WHAT NEEDS TO BE DONE:
Please write out the material that follows, exactly as it stands.

SUPPLIED DATA:
....
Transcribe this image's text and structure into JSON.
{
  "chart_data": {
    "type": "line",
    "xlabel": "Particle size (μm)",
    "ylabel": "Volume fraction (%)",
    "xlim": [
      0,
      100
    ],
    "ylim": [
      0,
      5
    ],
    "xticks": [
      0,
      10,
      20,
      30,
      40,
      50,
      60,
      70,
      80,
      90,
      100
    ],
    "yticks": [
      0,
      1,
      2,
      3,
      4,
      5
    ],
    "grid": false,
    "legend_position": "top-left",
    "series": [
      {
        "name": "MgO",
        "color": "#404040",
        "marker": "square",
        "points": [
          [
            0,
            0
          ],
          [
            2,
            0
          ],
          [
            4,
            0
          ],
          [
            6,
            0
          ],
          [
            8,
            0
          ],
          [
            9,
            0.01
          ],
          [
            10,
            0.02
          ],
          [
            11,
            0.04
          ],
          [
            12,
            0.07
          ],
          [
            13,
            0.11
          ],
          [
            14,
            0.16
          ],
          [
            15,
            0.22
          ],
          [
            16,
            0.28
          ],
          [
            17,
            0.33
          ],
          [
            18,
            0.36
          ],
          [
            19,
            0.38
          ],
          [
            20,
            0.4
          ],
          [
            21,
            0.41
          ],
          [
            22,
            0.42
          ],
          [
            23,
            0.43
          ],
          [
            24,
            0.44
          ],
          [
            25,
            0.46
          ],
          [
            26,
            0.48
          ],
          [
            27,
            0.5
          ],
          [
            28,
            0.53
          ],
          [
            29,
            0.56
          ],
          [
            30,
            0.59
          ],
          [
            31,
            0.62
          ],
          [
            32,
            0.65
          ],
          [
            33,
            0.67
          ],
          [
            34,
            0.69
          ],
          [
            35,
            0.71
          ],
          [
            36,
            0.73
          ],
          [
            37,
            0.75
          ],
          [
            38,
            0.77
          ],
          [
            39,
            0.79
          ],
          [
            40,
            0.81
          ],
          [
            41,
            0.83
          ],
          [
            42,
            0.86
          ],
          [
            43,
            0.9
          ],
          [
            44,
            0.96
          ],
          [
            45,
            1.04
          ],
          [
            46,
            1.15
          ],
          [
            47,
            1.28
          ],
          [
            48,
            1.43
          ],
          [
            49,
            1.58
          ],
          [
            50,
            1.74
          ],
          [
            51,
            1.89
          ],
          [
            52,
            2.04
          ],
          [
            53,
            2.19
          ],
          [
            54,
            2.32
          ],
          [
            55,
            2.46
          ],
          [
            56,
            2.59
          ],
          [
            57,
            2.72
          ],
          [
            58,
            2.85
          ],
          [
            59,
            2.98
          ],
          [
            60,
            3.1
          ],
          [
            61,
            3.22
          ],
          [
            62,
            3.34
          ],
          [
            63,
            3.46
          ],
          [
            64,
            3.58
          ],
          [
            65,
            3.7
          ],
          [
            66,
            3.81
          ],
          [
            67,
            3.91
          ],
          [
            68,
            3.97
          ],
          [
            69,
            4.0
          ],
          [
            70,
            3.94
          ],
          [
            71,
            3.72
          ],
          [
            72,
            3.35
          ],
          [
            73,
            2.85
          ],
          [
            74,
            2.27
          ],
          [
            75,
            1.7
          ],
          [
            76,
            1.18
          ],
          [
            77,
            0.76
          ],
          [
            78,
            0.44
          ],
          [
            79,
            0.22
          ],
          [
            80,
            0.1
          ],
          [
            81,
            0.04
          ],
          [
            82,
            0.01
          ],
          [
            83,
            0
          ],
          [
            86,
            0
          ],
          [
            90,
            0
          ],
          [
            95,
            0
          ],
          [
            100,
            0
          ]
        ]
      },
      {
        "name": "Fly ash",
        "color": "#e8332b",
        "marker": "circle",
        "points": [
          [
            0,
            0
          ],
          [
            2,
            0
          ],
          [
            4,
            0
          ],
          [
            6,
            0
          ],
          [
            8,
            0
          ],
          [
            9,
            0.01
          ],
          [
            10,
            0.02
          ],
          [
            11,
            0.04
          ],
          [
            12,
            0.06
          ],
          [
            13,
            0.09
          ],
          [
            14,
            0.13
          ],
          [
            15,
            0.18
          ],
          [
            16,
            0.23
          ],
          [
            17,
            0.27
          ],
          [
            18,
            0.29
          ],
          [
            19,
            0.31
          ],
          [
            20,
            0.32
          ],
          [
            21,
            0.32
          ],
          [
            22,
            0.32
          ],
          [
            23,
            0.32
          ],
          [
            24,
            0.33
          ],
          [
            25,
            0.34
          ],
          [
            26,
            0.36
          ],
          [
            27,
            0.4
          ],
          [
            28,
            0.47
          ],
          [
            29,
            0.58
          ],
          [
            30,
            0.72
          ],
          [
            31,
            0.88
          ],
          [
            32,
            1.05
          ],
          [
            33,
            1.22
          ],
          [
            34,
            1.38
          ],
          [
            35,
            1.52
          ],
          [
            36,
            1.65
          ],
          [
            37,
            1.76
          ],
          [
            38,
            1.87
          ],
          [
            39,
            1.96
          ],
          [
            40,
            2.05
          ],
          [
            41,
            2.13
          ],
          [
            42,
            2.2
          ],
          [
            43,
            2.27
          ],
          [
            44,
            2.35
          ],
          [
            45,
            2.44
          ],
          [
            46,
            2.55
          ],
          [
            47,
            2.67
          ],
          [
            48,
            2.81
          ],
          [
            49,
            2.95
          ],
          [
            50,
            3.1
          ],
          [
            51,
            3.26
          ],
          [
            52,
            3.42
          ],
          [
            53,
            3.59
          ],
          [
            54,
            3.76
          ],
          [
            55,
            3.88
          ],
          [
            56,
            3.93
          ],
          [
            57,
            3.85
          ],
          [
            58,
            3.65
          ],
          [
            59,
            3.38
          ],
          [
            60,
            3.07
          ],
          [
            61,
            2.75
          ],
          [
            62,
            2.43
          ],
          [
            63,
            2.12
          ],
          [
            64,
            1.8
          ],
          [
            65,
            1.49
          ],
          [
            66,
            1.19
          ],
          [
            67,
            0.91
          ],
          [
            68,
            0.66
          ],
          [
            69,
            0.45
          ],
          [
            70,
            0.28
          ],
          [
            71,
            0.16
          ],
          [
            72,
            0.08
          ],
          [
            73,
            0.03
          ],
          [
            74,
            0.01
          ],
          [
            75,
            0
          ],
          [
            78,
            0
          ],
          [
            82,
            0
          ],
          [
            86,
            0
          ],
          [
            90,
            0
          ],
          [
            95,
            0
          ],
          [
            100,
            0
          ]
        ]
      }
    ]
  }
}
....
RESULT FOR THIS TASK:
Transcribe this image's text and structure into JSON.
{
  "chart_data": {
    "type": "line",
    "xlabel": "Particle size (μm)",
    "ylabel": "Volume fraction (%)",
    "xlim": [
      0,
      100
    ],
    "ylim": [
      0,
      5
    ],
    "xticks": [
      0,
      10,
      20,
      30,
      40,
      50,
      60,
      70,
      80,
      90,
      100
    ],
    "yticks": [
      0,
      1,
      2,
      3,
      4,
      5
    ],
    "grid": false,
    "legend_position": "top-left",
    "series": [
      {
        "name": "MgO",
        "color": "#404040",
        "marker": "square",
        "points": [
          [
            0,
            0
          ],
          [
            2,
            0
          ],
          [
            4,
            0
          ],
          [
            6,
            0
          ],
          [
            8,
            0
          ],
          [
            9,
            0.01
          ],
          [
            10,
            0.02
          ],
          [
            11,
            0.04
          ],
          [
            12,
            0.07
          ],
          [
            13,
            0.11
          ],
          [
            14,
            0.16
          ],
          [
            15,
            0.22
          ],
          [
            16,
            0.28
          ],
          [
            17,
            0.33
          ],
          [
            18,
            0.36
          ],
          [
            19,
            0.38
          ],
          [
            20,
            0.4
          ],
          [
            21,
            0.41
          ],
          [
            22,
            0.42
          ],
          [
            23,
            0.43
          ],
          [
            24,
            0.44
          ],
          [
            25,
            0.46
          ],
          [
            26,
            0.48
          ],
          [
            27,
            0.5
          ],
          [
            28,
            0.53
          ],
          [
            29,
            0.56
          ],
          [
            30,
            0.59
          ],
          [
            31,
            0.62
          ],
          [
            32,
            0.65
          ],
          [
            33,
            0.67
          ],
          [
            34,
            0.69
          ],
          [
            35,
            0.71
          ],
          [
            36,
            0.73
          ],
          [
            37,
            0.75
          ],
          [
            38,
            0.77
          ],
          [
            39,
            0.79
          ],
          [
            40,
            0.81
          ],
          [
            41,
            0.83
          ],
          [
            42,
            0.86
          ],
          [
            43,
            0.9
          ],
          [
            44,
            0.96
          ],
          [
            45,
            1.04
          ],
          [
            46,
            1.15
          ],
          [
            47,
            1.28
          ],
          [
            48,
            1.43
          ],
          [
            49,
            1.58
          ],
          [
            50,
            1.74
          ],
          [
            51,
            1.89
          ],
          [
            52,
            2.04
          ],
          [
            53,
            2.19
          ],
          [
            54,
            2.32
          ],
          [
            55,
            2.46
          ],
          [
            56,
            2.59
          ],
          [
            57,
            2.72
          ],
          [
            58,
            2.85
          ],
          [
            59,
            2.98
          ],
          [
            60,
            3.1
          ],
          [
            61,
            3.22
          ],
          [
            62,
            3.34
          ],
          [
            63,
            3.46
          ],
          [
            64,
            3.58
          ],
          [
            65,
            3.7
          ],
          [
            66,
            3.81
          ],
          [
            67,
            3.91
          ],
          [
            68,
            3.97
          ],
          [
            69,
            4.0
          ],
          [
            70,
            3.94
          ],
          [
            71,
            3.72
          ],
          [
            72,
            3.35
          ],
          [
            73,
            2.85
          ],
          [
            74,
            2.27
          ],
          [
            75,
            1.7
          ],
          [
            76,
            1.18
          ],
          [
            77,
            0.76
          ],
          [
            78,
            0.44
          ],
          [
            79,
            0.22
          ],
          [
            80,
            0.1
          ],
          [
            81,
            0.04
          ],
          [
            82,
            0.01
          ],
          [
            83,
            0
          ],
          [
            86,
            0
          ],
          [
            90,
            0
          ],
          [
            95,
            0
          ],
          [
            100,
            0
          ]
        ]
      },
      {
        "name": "Fly ash",
        "color": "#e8332b",
        "marker": "circle",
        "points": [
          [
            0,
            0
          ],
          [
            2,
            0
          ],
          [
            4,
            0
          ],
          [
            6,
            0
          ],
          [
            8,
            0
          ],
          [
            9,
            0.01
          ],
          [
            10,
            0.02
          ],
          [
            11,
            0.04
          ],
          [
            12,
            0.06
          ],
          [
            13,
            0.09
          ],
          [
            14,
            0.13
          ],
          [
            15,
            0.18
          ],
          [
            16,
            0.23
          ],
          [
            17,
            0.27
          ],
          [
            18,
            0.29
          ],
          [
            19,
            0.31
          ],
          [
            20,
            0.32
          ],
          [
            21,
            0.32
          ],
          [
            22,
            0.32
          ],
          [
            23,
            0.32
          ],
          [
            24,
            0.33
          ],
          [
            25,
            0.34
          ],
          [
            26,
            0.36
          ],
          [
            27,
            0.4
          ],
          [
            28,
            0.47
          ],
          [
            29,
            0.58
          ],
          [
            30,
            0.72
          ],
          [
            31,
            0.88
          ],
          [
            32,
            1.05
          ],
          [
            33,
            1.22
          ],
          [
            34,
            1.38
          ],
          [
            35,
            1.52
          ],
          [
            36,
            1.65
          ],
          [
            37,
            1.76
          ],
          [
            38,
            1.87
          ],
          [
            39,
            1.96
          ],
          [
            40,
            2.05
          ],
          [
            41,
            2.13
          ],
          [
            42,
            2.2
          ],
          [
            43,
            2.27
          ],
          [
            44,
            2.35
          ],
          [
            45,
            2.44
          ],
          [
            46,
            2.55
          ],
          [
            47,
            2.67
          ],
          [
            48,
            2.81
          ],
          [
            49,
            2.95
          ],
          [
            50,
            3.1
          ],
          [
            51,
            3.26
          ],
          [
            52,
            3.42
          ],
          [
            53,
            3.59
          ],
          [
            54,
            3.76
          ],
          [
            55,
            3.88
          ],
          [
            56,
            3.93
          ],
          [
            57,
            3.85
          ],
          [
            58,
            3.65
          ],
          [
            59,
            3.38
          ],
          [
            60,
            3.07
          ],
          [
            61,
            2.75
          ],
          [
            62,
            2.43
          ],
          [
            63,
            2.12
          ],
          [
            64,
            1.8
          ],
          [
            65,
            1.49
          ],
          [
            66,
            1.19
          ],
          [
            67,
            0.91
          ],
          [
            68,
            0.66
          ],
          [
            69,
            0.45
          ],
          [
            70,
            0.28
          ],
          [
            71,
            0.16
          ],
          [
            72,
            0.08
          ],
          [
            73,
            0.03
          ],
          [
            74,
            0.01
          ],
          [
            75,
            0
          ],
          [
            78,
            0
          ],
          [
            82,
            0
          ],
          [
            86,
            0
          ],
          [
            90,
            0
          ],
          [
            95,
            0
          ],
          [
            100,
            0
          ]
        ]
      }
    ]
  }
}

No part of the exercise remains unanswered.